-- START Listed entries --

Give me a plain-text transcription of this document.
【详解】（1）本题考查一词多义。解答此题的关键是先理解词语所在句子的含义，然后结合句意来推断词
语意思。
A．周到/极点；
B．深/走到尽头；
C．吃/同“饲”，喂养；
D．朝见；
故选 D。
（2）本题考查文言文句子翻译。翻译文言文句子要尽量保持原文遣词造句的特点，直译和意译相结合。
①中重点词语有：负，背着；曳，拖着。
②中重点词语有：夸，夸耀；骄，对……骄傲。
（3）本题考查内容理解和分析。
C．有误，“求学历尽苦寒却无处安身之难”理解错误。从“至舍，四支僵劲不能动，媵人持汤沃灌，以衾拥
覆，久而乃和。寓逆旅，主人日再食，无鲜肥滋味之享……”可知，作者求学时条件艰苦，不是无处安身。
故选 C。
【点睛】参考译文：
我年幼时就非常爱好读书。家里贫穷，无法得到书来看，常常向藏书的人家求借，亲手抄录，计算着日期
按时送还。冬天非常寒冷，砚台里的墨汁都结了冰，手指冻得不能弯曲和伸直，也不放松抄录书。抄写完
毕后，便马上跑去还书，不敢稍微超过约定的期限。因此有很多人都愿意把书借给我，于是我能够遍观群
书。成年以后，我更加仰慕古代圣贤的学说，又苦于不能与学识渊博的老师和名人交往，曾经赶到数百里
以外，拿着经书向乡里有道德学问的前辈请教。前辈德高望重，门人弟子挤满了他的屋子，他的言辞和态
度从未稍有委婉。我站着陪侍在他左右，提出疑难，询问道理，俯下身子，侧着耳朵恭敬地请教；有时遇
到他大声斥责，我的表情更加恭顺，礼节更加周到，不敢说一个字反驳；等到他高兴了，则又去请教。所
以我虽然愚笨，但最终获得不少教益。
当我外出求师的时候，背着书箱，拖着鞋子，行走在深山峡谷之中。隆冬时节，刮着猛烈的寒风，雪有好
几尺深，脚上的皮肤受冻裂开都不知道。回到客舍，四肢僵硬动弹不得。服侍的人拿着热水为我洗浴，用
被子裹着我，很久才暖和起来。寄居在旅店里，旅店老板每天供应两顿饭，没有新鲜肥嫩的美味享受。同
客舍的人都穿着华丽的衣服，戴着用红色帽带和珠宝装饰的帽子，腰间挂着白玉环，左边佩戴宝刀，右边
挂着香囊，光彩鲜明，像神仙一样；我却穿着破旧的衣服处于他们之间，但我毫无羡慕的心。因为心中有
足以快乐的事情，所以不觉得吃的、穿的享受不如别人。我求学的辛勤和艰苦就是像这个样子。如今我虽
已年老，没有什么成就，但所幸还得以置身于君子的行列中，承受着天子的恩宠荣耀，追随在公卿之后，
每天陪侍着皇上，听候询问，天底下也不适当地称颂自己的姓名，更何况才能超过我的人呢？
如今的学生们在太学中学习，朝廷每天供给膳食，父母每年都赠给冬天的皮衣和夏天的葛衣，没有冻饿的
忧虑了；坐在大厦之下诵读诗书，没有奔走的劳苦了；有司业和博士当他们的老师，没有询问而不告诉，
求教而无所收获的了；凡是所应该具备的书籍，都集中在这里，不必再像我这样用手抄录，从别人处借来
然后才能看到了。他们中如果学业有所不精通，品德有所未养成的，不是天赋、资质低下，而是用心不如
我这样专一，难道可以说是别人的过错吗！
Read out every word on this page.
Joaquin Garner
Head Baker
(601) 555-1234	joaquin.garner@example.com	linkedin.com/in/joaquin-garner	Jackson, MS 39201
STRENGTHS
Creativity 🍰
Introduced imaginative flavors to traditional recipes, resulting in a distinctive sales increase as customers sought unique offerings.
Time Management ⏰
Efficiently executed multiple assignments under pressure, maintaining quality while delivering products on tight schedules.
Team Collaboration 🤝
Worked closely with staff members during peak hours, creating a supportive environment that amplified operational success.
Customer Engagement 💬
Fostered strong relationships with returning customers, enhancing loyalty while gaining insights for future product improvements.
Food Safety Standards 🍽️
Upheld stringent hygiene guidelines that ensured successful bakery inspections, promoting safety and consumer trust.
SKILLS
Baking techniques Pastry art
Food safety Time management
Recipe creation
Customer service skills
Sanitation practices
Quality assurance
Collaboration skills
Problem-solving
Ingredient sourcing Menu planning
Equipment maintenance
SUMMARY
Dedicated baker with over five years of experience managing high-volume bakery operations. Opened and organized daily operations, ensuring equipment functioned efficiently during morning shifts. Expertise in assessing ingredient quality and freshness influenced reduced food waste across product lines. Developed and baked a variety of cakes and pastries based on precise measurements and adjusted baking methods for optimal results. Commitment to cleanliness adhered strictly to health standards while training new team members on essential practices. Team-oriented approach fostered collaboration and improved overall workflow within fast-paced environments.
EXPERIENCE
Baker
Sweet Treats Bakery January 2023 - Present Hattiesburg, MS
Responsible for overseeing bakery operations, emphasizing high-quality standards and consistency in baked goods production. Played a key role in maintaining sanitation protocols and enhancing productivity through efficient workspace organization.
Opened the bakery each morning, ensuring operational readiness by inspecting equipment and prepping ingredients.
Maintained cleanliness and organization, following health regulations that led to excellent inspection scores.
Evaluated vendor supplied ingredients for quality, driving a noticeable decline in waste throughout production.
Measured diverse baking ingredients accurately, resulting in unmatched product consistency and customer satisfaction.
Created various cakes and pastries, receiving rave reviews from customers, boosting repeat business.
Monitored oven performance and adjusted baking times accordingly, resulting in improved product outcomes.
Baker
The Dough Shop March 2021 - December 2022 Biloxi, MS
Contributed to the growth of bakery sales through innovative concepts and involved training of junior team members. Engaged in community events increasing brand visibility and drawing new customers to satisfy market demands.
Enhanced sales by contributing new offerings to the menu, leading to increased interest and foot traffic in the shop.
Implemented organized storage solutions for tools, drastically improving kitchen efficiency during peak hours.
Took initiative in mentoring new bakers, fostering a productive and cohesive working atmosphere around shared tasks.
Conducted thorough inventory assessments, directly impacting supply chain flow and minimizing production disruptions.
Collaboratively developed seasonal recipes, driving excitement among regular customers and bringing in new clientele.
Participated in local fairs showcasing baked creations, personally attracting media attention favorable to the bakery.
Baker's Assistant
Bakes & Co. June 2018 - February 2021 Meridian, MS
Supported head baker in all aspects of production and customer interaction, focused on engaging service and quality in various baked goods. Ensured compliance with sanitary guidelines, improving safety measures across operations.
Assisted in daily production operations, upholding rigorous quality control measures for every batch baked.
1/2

-- END Listed entries --

Read through the entries and copy each line in which "customers" appears.

Introduced imaginative flavors to traditional recipes, resulting in a distinctive sales increase as customers sought unique offerings.
Fostered strong relationships with returning customers, enhancing loyalty while gaining insights for future product improvements.
Created various cakes and pastries, receiving rave reviews from customers, boosting repeat business.
Contributed to the growth of bakery sales through innovative concepts and involved training of junior team members. Engaged in community events increasing brand visibility and drawing new customers to satisfy market demands.
Collaboratively developed seasonal recipes, driving excitement among regular customers and bringing in new clientele.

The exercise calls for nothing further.